#### WHAT IS BEING ASKED:
Copy all of the material below exactly.

Stored data
## BEGIN

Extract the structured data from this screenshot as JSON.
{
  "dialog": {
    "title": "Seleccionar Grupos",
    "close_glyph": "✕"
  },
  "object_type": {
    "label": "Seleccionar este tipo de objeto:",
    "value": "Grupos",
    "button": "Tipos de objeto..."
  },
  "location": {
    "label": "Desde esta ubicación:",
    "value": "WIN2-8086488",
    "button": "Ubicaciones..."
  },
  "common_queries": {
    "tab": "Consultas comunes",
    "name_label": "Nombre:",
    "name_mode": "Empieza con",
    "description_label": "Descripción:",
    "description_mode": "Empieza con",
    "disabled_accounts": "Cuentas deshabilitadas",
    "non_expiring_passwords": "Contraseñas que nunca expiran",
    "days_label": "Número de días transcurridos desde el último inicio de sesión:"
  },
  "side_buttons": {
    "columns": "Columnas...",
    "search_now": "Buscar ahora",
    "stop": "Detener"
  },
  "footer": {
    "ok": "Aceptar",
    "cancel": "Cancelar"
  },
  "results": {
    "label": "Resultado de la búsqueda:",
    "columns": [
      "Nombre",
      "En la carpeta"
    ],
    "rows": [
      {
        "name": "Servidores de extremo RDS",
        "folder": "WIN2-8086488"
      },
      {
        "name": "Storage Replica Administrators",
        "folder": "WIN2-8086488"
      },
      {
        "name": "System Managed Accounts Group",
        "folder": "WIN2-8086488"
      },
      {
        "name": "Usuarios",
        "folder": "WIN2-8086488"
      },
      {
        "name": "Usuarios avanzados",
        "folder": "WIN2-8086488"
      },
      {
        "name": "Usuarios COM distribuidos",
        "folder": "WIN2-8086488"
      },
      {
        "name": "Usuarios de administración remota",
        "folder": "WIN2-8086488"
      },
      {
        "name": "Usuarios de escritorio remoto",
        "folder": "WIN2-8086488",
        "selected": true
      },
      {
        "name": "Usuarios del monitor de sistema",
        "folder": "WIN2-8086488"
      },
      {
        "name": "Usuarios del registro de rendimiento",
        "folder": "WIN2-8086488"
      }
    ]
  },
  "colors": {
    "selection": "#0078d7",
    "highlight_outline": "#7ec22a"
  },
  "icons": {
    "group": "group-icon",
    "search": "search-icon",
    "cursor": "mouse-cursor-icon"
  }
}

## END

#### ANSWER TO THE EXERCISE:
Extract the structured data from this screenshot as JSON.
{
  "dialog": {
    "title": "Seleccionar Grupos",
    "close_glyph": "✕"
  },
  "object_type": {
    "label": "Seleccionar este tipo de objeto:",
    "value": "Grupos",
    "button": "Tipos de objeto..."
  },
  "location": {
    "label": "Desde esta ubicación:",
    "value": "WIN2-8086488",
    "button": "Ubicaciones..."
  },
  "common_queries": {
    "tab": "Consultas comunes",
    "name_label": "Nombre:",
    "name_mode": "Empieza con",
    "description_label": "Descripción:",
    "description_mode": "Empieza con",
    "disabled_accounts": "Cuentas deshabilitadas",
    "non_expiring_passwords": "Contraseñas que nunca expiran",
    "days_label": "Número de días transcurridos desde el último inicio de sesión:"
  },
  "side_buttons": {
    "columns": "Columnas...",
    "search_now": "Buscar ahora",
    "stop": "Detener"
  },
  "footer": {
    "ok": "Aceptar",
    "cancel": "Cancelar"
  },
  "results": {
    "label": "Resultado de la búsqueda:",
    "columns": [
      "Nombre",
      "En la carpeta"
    ],
    "rows": [
      {
        "name": "Servidores de extremo RDS",
        "folder": "WIN2-8086488"
      },
      {
        "name": "Storage Replica Administrators",
        "folder": "WIN2-8086488"
      },
      {
        "name": "System Managed Accounts Group",
        "folder": "WIN2-8086488"
      },
      {
        "name": "Usuarios",
        "folder": "WIN2-8086488"
      },
      {
        "name": "Usuarios avanzados",
        "folder": "WIN2-8086488"
      },
      {
        "name": "Usuarios COM distribuidos",
        "folder": "WIN2-8086488"
      },
      {
        "name": "Usuarios de administración remota",
        "folder": "WIN2-8086488"
      },
      {
        "name": "Usuarios de escritorio remoto",
        "folder": "WIN2-8086488",
        "selected": true
      },
      {
        "name": "Usuarios del monitor de sistema",
        "folder": "WIN2-8086488"
      },
      {
        "name": "Usuarios del registro de rendimiento",
        "folder": "WIN2-8086488"
      }
    ]
  },
  "colors": {
    "selection": "#0078d7",
    "highlight_outline": "#7ec22a"
  },
  "icons": {
    "group": "group-icon",
    "search": "search-icon",
    "cursor": "mouse-cursor-icon"
  }
}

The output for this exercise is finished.